■ **WRITTEN EXERCISE**: Search the data for the word "समझन" and copy every line that contains it.

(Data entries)
________________

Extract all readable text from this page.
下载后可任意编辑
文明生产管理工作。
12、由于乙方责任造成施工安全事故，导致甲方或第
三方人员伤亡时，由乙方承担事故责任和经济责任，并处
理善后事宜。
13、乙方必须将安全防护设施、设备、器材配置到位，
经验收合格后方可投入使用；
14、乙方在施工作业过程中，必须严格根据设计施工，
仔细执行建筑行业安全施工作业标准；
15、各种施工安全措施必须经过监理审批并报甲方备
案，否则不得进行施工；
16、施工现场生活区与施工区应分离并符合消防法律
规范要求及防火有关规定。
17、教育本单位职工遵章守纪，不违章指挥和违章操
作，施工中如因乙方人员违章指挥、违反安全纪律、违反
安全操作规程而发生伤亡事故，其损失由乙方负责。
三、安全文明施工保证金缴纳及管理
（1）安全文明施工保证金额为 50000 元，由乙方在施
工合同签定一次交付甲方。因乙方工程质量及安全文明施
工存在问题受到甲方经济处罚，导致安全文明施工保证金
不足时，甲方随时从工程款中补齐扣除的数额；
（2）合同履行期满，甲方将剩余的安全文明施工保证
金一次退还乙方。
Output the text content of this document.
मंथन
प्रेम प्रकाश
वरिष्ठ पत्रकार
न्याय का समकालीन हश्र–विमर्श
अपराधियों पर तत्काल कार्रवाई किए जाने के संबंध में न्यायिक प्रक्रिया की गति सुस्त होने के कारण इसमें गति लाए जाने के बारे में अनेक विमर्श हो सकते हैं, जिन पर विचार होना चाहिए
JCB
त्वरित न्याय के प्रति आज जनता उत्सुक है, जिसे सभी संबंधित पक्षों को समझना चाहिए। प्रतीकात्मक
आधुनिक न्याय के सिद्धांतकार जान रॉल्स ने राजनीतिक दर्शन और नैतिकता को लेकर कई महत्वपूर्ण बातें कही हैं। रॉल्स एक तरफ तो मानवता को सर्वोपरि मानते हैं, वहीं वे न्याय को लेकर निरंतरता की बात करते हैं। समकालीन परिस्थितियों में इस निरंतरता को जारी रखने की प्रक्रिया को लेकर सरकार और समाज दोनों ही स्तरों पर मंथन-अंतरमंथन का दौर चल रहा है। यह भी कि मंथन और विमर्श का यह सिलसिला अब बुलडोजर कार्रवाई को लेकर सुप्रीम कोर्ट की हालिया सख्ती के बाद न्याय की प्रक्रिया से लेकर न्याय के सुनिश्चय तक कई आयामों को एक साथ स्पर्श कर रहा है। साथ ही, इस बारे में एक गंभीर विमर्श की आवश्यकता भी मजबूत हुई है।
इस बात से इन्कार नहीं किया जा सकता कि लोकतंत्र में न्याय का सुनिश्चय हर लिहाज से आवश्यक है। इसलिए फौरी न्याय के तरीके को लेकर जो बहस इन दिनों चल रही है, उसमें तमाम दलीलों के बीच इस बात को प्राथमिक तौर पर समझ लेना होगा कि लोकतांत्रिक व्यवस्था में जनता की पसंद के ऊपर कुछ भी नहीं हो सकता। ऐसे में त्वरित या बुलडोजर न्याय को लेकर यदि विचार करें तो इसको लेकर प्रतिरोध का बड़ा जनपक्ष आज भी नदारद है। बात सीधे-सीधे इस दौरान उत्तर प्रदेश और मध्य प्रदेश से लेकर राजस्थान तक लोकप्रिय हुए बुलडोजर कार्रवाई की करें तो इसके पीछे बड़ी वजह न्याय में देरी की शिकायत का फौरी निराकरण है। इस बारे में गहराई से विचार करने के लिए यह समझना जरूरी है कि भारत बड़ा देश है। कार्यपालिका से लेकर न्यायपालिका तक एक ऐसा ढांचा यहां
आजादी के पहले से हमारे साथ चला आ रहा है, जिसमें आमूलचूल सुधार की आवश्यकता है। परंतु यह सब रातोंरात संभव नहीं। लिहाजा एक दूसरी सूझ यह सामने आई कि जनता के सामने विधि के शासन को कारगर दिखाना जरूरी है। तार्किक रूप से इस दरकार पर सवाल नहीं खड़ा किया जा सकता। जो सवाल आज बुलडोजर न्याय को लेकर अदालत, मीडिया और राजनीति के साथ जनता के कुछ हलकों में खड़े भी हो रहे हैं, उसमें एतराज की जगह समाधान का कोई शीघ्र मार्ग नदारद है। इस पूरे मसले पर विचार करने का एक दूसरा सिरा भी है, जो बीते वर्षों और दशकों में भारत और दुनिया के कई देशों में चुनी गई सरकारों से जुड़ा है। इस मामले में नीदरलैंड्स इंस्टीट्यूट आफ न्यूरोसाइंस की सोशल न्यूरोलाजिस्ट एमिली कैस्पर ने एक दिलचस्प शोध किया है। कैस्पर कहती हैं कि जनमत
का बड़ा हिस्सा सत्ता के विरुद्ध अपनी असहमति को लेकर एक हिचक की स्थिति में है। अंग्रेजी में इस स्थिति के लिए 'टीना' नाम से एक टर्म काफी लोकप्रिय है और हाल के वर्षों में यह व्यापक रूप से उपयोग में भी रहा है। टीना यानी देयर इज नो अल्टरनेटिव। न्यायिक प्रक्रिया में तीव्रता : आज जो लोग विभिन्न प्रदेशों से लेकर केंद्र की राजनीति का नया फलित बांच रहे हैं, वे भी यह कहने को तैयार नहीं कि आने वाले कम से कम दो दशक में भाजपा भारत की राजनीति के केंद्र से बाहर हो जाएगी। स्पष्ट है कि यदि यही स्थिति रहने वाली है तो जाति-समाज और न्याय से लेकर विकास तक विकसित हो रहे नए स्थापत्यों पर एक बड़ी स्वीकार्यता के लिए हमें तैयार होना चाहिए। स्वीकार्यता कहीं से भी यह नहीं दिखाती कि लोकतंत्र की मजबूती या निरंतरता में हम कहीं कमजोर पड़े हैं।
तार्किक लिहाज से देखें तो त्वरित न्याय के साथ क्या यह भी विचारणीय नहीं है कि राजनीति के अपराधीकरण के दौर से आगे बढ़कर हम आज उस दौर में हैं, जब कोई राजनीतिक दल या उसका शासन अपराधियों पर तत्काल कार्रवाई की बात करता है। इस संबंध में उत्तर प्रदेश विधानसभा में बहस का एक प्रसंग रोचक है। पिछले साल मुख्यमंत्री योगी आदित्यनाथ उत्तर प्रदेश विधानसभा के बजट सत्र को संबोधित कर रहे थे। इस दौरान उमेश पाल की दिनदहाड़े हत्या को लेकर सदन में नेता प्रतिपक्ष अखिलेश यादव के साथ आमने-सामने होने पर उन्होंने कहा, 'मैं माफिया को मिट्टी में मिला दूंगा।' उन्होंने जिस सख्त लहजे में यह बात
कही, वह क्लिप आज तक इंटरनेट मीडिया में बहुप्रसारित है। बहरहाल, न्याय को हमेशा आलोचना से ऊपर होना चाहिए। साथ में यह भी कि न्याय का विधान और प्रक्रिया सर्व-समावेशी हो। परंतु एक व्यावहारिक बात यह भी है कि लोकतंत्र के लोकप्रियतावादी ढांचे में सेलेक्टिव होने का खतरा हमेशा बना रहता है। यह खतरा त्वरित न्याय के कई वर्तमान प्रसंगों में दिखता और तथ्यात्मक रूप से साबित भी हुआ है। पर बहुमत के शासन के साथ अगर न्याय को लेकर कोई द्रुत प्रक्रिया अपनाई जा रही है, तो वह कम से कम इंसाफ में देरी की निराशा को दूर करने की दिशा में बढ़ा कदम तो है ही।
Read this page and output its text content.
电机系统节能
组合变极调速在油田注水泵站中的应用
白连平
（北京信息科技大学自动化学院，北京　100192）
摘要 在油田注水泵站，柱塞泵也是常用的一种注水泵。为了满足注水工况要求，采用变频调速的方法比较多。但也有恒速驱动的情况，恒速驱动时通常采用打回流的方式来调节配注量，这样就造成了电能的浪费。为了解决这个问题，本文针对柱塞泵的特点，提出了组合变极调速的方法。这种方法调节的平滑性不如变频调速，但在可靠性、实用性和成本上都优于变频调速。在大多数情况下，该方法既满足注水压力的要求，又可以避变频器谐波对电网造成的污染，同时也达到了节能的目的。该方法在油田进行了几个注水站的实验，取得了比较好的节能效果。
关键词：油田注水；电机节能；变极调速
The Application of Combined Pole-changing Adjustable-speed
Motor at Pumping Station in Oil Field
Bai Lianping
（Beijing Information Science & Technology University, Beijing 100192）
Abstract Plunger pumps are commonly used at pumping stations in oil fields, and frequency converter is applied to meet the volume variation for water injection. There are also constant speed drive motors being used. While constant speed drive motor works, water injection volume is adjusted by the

________________

■ **COMPLETED TASK**:
त्वरित न्याय के प्रति आज जनता उत्सुक है, जिसे सभी संबंधित पक्षों को समझना चाहिए। प्रतीकात्मक
इस बात से इन्कार नहीं किया जा सकता कि लोकतंत्र में न्याय का सुनिश्चय हर लिहाज से आवश्यक है। इसलिए फौरी न्याय के तरीके को लेकर जो बहस इन दिनों चल रही है, उसमें तमाम दलीलों के बीच इस बात को प्राथमिक तौर पर समझ लेना होगा कि लोकतांत्रिक व्यवस्था में जनता की पसंद के ऊपर कुछ भी नहीं हो सकता। ऐसे में त्वरित या बुलडोजर न्याय को लेकर यदि विचार करें तो इसको लेकर प्रतिरोध का बड़ा जनपक्ष आज भी नदारद है। बात सीधे-सीधे इस दौरान उत्तर प्रदेश और मध्य प्रदेश से लेकर राजस्थान तक लोकप्रिय हुए बुलडोजर कार्रवाई की करें तो इसके पीछे बड़ी वजह न्याय में देरी की शिकायत का फौरी निराकरण है। इस बारे में गहराई से विचार करने के लिए यह समझना जरूरी है कि भारत बड़ा देश है। कार्यपालिका से लेकर न्यायपालिका तक एक ऐसा ढांचा यहां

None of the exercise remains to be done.